▶ **GIVEN TASK**: Scan the records for the string "mirror"; copy each line where it occurs.

▶ **DATA RECORDS**:

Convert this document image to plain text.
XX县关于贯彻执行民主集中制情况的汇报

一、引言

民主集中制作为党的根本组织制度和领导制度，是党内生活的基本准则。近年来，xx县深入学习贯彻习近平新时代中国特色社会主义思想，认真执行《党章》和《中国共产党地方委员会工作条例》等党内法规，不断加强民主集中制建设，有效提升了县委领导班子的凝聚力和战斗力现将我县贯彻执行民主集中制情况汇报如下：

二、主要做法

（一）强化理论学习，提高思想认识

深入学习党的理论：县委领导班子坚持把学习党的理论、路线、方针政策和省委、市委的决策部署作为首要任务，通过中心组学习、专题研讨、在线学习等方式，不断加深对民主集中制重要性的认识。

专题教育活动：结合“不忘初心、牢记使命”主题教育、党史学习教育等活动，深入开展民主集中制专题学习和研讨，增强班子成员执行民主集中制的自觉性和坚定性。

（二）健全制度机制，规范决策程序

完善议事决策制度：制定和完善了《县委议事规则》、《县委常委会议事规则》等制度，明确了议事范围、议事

---

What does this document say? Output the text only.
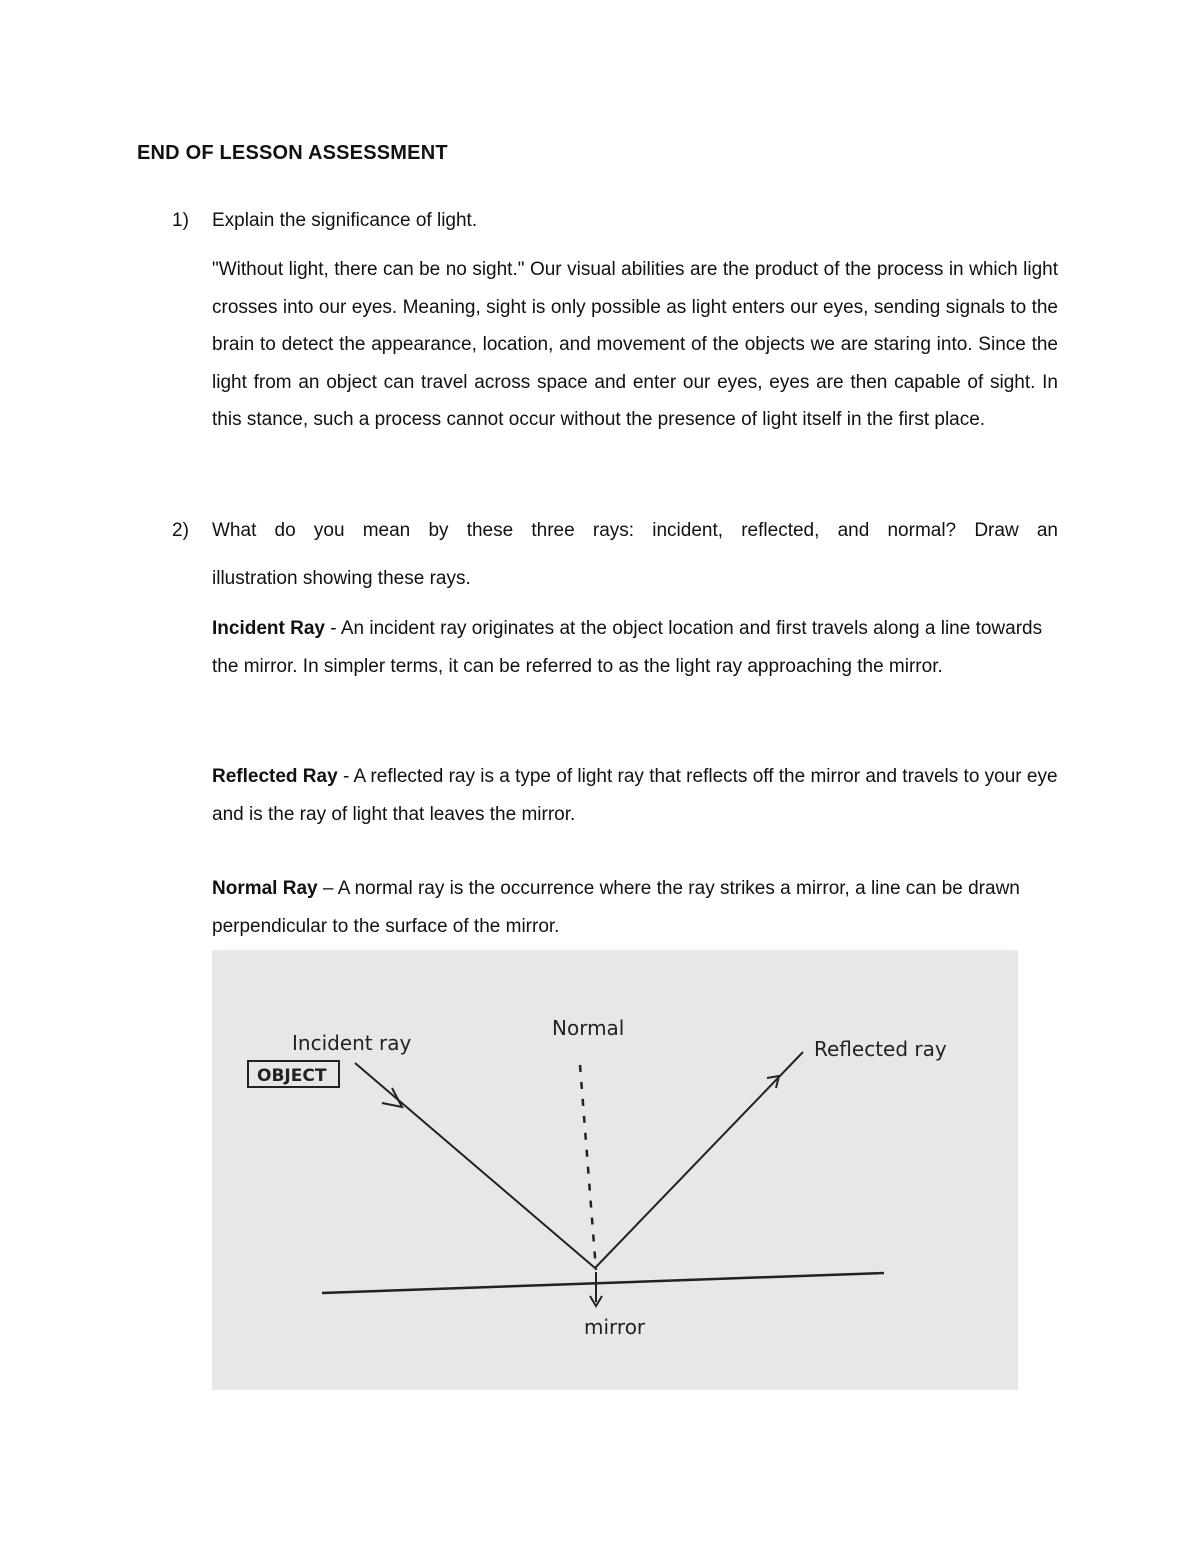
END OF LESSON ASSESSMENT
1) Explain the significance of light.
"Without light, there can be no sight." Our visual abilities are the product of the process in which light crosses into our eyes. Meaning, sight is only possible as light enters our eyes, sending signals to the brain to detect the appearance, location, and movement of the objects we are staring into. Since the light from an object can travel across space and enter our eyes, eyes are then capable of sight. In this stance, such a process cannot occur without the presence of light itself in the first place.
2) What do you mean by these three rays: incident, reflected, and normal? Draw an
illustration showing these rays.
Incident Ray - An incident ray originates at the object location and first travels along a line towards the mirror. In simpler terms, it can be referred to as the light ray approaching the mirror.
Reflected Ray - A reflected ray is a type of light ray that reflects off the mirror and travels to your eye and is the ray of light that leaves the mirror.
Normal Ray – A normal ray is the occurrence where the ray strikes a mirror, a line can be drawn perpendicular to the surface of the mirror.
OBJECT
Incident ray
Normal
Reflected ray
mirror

▶ **OUTPUT OF THE TASK**:
Incident Ray - An incident ray originates at the object location and first travels along a line towards the mirror. In simpler terms, it can be referred to as the light ray approaching the mirror.
Reflected Ray - A reflected ray is a type of light ray that reflects off the mirror and travels to your eye and is the ray of light that leaves the mirror.
Normal Ray – A normal ray is the occurrence where the ray strikes a mirror, a line can be drawn perpendicular to the surface of the mirror.
mirror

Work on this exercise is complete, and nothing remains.